** begin Input material **
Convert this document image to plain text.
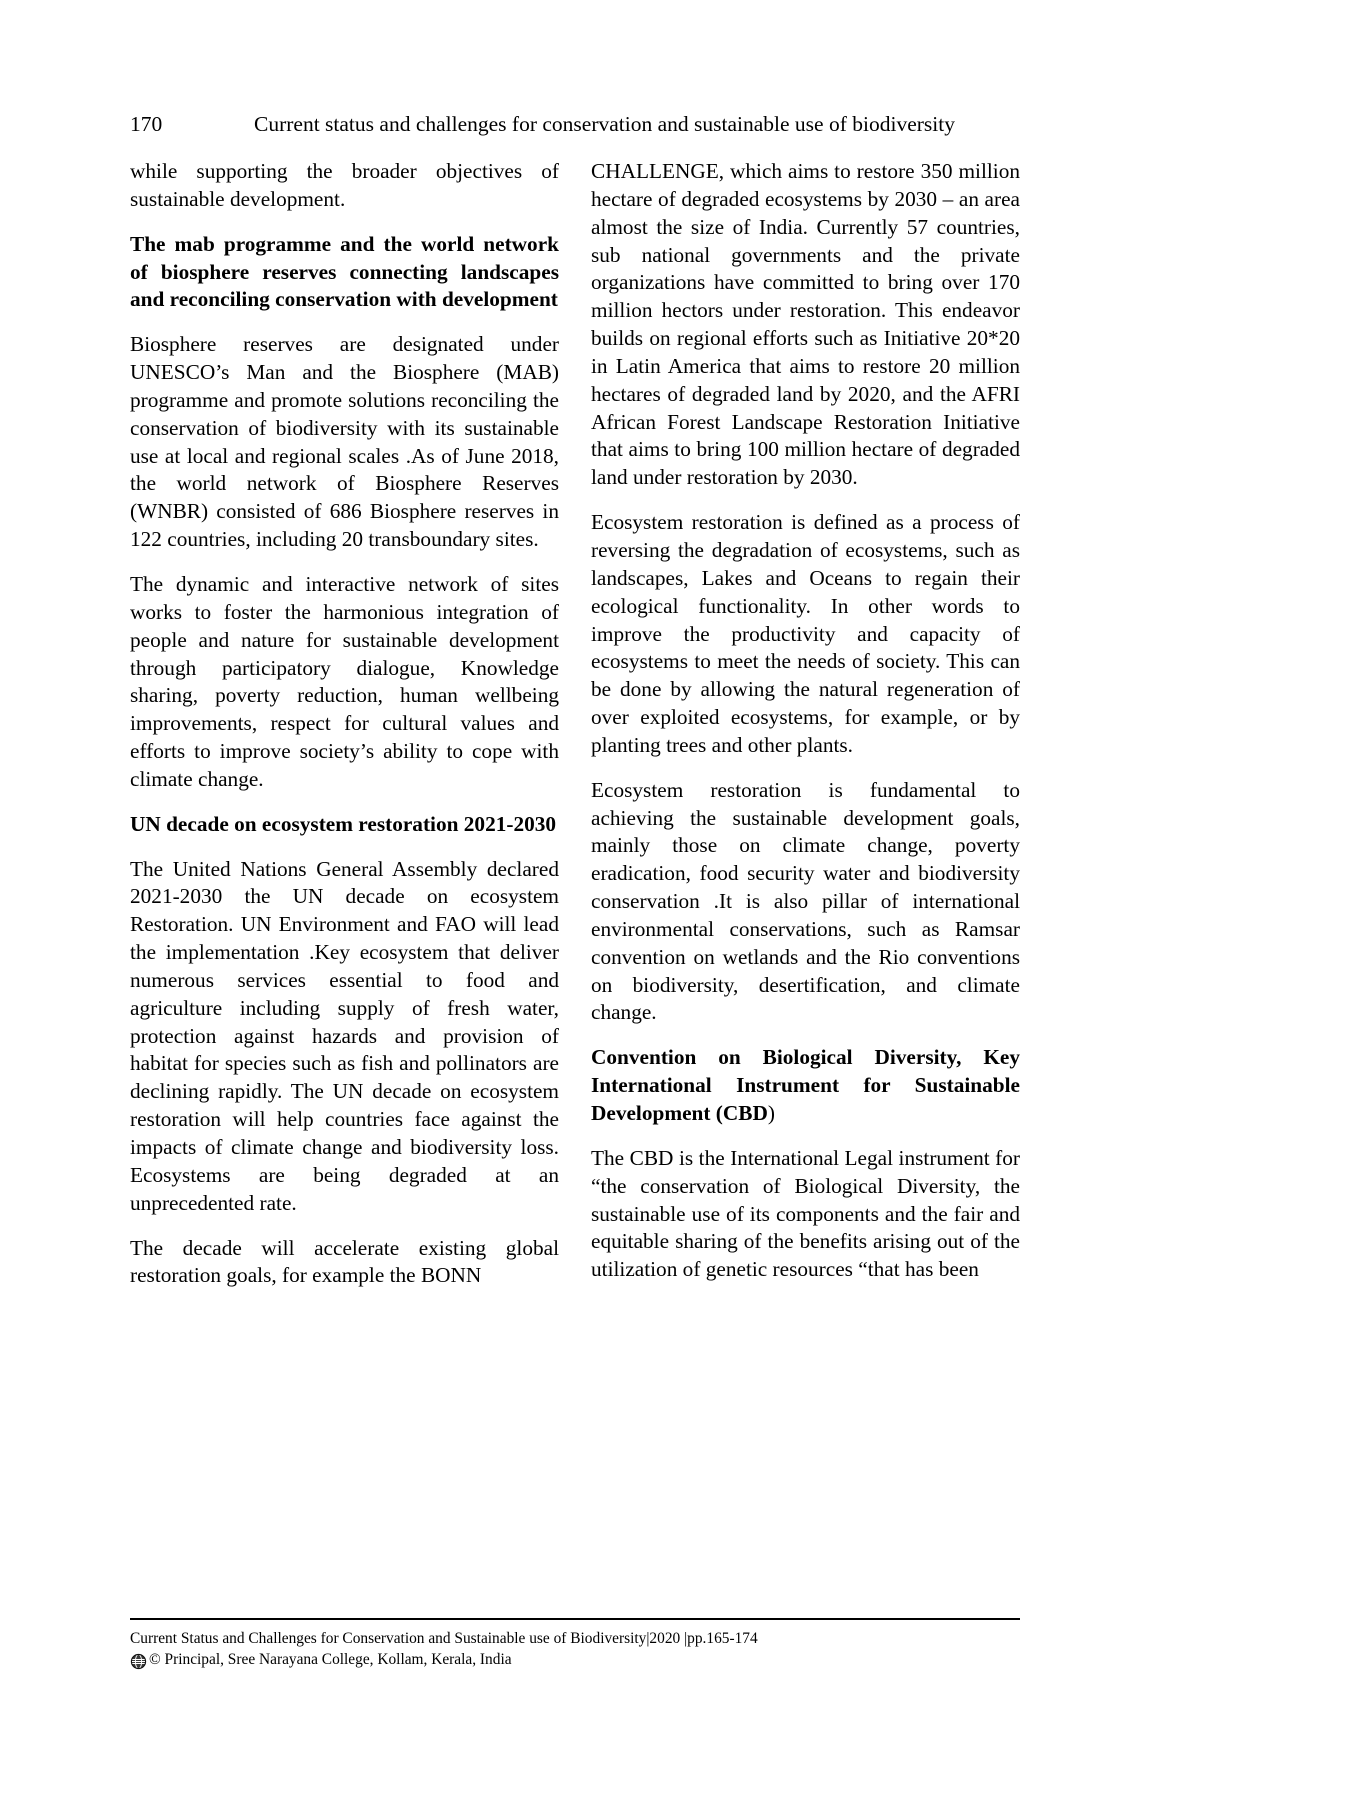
170	Current status and challenges for conservation and sustainable use of biodiversity

while supporting the broader objectives of sustainable development.

The mab programme and the world network of biosphere reserves connecting landscapes and reconciling conservation with development

Biosphere reserves are designated under UNESCO’s Man and the Biosphere (MAB) programme and promote solutions reconciling the conservation of biodiversity with its sustainable use at local and regional scales .As of June 2018, the world network of Biosphere Reserves (WNBR) consisted of 686 Biosphere reserves in 122 countries, including 20 transboundary sites.

The dynamic and interactive network of sites works to foster the harmonious integration of people and nature for sustainable development through participatory dialogue, Knowledge sharing, poverty reduction, human wellbeing improvements, respect for cultural values and efforts to improve society’s ability to cope with climate change.

UN decade on ecosystem restoration 2021-2030

The United Nations General Assembly declared 2021-2030 the UN decade on ecosystem Restoration. UN Environment and FAO will lead the implementation .Key ecosystem that deliver numerous services essential to food and agriculture including supply of fresh water, protection against hazards and provision of habitat for species such as fish and pollinators are declining rapidly. The UN decade on ecosystem restoration will help countries face against the impacts of climate change and biodiversity loss. Ecosystems are being degraded at an unprecedented rate.

The decade will accelerate existing global restoration goals, for example the BONN

CHALLENGE, which aims to restore 350 million hectare of degraded ecosystems by 2030 – an area almost the size of India. Currently 57 countries, sub national governments and the private organizations have committed to bring over 170 million hectors under restoration. This endeavor builds on regional efforts such as Initiative 20*20 in Latin America that aims to restore 20 million hectares of degraded land by 2020, and the AFRI African Forest Landscape Restoration Initiative that aims to bring 100 million hectare of degraded land under restoration by 2030.

Ecosystem restoration is defined as a process of reversing the degradation of ecosystems, such as landscapes, Lakes and Oceans to regain their ecological functionality. In other words to improve the productivity and capacity of ecosystems to meet the needs of society. This can be done by allowing the natural regeneration of over exploited ecosystems, for example, or by planting trees and other plants.

Ecosystem restoration is fundamental to achieving the sustainable development goals, mainly those on climate change, poverty eradication, food security water and biodiversity conservation .It is also pillar of international environmental conservations, such as Ramsar convention on wetlands and the Rio conventions on biodiversity, desertification, and climate change.

Convention on Biological Diversity, Key International Instrument for Sustainable Development (CBD)

The CBD is the International Legal instrument for “the conservation of Biological Diversity, the sustainable use of its components and the fair and equitable sharing of the benefits arising out of the utilization of genetic resources “that has been

Current Status and Challenges for Conservation and Sustainable use of Biodiversity|2020 |pp.165-174
© Principal, Sree Narayana College, Kollam, Kerala, India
** end Input material **
* _Short task_
Using the listing above, show every line that includes the string "degraded".

* _Task result_
The United Nations General Assembly declared 2021-2030 the UN decade on ecosystem Restoration. UN Environment and FAO will lead the implementation .Key ecosystem that deliver numerous services essential to food and agriculture including supply of fresh water, protection against hazards and provision of habitat for species such as fish and pollinators are declining rapidly. The UN decade on ecosystem restoration will help countries face against the impacts of climate change and biodiversity loss. Ecosystems are being degraded at an unprecedented rate.
CHALLENGE, which aims to restore 350 million hectare of degraded ecosystems by 2030 – an area almost the size of India. Currently 57 countries, sub national governments and the private organizations have committed to bring over 170 million hectors under restoration. This endeavor builds on regional efforts such as Initiative 20*20 in Latin America that aims to restore 20 million hectares of degraded land by 2020, and the AFRI African Forest Landscape Restoration Initiative that aims to bring 100 million hectare of degraded land under restoration by 2030.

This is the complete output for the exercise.